Task directions:
State how many lines of the entries hold the string "title". Reply with the number alone.

++++++++++

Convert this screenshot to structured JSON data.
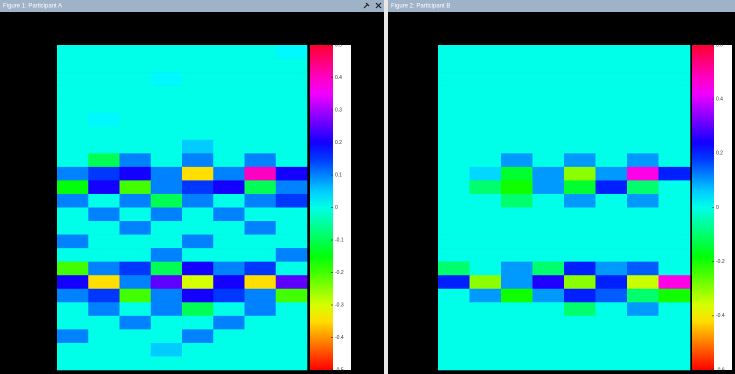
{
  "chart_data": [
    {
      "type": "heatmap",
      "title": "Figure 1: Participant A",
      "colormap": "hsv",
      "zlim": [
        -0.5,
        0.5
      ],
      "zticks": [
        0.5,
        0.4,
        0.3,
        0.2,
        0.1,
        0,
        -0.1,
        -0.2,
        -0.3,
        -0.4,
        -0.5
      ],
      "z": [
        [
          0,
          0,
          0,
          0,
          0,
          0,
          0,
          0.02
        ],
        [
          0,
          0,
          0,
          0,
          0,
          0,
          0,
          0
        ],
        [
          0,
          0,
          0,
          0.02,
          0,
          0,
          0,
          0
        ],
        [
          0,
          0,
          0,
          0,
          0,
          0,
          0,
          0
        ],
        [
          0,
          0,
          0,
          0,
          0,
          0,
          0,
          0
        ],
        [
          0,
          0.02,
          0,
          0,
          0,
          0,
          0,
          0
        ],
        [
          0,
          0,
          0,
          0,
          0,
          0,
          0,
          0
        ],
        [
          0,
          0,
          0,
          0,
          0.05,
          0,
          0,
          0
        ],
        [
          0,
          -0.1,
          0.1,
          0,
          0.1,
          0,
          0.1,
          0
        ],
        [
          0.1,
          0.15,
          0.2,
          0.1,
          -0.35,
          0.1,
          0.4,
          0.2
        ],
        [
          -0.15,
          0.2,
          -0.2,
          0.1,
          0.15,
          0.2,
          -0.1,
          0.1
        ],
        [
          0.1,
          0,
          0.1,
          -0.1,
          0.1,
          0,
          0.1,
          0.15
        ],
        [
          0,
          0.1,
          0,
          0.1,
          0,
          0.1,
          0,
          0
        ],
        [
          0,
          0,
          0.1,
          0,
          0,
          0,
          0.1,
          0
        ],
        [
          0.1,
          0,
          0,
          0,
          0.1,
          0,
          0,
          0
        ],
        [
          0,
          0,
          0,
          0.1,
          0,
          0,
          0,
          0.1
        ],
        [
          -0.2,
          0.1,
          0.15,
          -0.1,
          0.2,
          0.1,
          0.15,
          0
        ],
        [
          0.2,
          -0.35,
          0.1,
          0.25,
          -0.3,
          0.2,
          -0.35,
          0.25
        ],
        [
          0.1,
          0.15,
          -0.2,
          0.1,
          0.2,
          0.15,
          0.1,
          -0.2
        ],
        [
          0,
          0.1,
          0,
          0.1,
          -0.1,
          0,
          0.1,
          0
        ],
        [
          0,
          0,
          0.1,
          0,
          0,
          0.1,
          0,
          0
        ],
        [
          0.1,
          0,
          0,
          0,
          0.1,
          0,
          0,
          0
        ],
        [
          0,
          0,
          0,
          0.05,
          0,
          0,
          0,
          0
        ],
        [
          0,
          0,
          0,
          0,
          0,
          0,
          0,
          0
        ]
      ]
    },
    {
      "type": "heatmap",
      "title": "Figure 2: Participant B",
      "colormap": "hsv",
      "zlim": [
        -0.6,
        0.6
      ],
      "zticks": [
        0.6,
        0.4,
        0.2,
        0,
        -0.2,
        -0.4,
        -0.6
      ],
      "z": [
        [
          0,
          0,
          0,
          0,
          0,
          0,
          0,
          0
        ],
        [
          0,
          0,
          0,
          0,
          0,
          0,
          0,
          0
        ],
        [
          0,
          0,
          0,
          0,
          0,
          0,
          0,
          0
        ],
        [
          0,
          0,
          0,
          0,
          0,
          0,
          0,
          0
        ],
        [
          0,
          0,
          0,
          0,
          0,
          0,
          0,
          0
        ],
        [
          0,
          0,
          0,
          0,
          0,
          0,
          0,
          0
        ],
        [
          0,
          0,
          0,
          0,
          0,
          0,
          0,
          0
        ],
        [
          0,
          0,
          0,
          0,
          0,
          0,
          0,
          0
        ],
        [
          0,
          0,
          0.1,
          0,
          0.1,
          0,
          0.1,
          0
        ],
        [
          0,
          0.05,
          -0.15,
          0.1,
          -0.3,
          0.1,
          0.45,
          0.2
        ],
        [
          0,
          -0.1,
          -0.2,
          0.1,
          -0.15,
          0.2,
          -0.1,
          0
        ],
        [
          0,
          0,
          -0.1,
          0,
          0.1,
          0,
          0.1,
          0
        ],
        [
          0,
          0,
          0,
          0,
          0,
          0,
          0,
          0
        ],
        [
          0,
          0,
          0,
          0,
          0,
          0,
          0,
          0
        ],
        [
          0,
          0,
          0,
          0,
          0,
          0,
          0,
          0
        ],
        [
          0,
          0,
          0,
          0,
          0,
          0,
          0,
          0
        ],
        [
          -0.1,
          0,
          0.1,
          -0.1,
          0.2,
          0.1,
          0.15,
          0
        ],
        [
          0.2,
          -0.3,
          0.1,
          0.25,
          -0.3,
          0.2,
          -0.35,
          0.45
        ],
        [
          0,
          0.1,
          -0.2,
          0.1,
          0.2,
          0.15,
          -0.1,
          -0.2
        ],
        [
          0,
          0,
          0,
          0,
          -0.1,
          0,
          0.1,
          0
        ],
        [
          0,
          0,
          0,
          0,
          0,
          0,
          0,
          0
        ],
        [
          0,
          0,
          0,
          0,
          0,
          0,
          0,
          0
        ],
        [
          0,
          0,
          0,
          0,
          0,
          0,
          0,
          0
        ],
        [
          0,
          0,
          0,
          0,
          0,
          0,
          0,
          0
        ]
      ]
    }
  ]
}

++++++++++

Exercise solution:
2